## Short problem
Within the listing below, locate all lines containing the word "data". Copy each one.

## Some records
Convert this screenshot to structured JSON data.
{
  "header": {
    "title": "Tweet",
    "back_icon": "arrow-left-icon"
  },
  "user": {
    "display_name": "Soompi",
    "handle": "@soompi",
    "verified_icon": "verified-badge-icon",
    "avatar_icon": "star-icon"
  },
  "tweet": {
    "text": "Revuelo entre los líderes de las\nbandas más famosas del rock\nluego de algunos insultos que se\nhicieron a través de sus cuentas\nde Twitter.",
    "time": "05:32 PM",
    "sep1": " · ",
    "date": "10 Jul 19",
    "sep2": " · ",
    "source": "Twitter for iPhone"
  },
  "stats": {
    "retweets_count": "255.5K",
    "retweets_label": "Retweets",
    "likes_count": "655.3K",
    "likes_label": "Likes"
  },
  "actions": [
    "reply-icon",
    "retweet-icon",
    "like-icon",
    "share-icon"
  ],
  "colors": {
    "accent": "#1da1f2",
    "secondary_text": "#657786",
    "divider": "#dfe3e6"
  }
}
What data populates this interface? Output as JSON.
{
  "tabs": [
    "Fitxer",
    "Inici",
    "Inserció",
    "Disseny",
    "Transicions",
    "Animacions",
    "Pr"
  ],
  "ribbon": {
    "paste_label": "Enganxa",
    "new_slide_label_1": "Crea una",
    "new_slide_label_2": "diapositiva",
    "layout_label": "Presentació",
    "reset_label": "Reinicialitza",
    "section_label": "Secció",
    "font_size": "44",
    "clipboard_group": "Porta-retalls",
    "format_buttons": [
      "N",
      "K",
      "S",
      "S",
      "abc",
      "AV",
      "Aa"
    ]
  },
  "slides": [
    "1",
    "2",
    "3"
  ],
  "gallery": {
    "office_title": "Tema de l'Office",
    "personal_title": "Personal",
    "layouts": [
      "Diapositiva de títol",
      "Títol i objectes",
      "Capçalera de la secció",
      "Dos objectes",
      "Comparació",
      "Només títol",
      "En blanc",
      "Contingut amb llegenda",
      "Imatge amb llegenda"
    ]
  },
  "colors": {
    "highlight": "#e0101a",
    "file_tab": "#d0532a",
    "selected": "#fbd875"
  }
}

## Result for this exercise
Convert this screenshot to structured JSON data.
What data populates this interface? Output as JSON.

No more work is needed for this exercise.